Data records
◆ ◆ ◆ ◆ ◆
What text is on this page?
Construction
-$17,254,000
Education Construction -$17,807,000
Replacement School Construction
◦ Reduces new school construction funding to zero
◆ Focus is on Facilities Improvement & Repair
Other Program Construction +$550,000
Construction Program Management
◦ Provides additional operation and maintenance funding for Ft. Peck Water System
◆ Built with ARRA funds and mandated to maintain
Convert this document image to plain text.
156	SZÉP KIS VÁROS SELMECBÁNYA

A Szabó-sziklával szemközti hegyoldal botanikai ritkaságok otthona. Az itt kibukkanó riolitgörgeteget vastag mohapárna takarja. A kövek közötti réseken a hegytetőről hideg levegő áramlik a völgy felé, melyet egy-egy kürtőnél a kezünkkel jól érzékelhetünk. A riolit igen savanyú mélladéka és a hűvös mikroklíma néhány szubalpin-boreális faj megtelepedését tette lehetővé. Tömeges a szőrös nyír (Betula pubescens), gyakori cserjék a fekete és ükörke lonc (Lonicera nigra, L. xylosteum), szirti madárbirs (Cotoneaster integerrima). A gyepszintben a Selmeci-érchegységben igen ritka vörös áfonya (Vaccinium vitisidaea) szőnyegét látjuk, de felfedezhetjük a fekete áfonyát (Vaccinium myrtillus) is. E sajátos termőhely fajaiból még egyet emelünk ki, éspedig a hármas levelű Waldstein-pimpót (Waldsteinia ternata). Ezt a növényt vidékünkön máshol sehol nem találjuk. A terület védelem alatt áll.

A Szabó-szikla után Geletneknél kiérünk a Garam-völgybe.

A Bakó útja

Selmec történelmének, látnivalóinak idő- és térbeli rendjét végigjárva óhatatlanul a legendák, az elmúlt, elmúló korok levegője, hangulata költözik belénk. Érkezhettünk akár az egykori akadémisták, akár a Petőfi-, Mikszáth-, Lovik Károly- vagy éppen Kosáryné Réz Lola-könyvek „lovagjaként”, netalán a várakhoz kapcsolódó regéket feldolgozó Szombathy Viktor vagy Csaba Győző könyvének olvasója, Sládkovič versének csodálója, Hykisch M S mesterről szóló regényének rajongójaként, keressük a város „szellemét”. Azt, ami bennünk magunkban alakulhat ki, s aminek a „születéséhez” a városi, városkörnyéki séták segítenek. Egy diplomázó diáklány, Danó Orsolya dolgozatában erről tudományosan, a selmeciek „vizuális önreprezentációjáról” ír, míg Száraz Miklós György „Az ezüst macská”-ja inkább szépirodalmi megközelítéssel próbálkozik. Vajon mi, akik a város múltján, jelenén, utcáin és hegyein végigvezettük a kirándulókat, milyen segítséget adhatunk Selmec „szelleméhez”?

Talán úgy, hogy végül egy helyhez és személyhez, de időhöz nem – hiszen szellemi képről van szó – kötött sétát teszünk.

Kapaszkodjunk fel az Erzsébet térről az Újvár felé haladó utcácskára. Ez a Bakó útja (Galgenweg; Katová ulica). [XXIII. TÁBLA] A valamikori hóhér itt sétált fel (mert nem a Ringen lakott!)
◆ ◆ ◆ ◆ ◆
## WRITTEN REQUEST
Search the entries for the string "Program" and collect each line that has it.

## SOLUTION TO THE EXERCISE
Other Program Construction +$550,000
Construction Program Management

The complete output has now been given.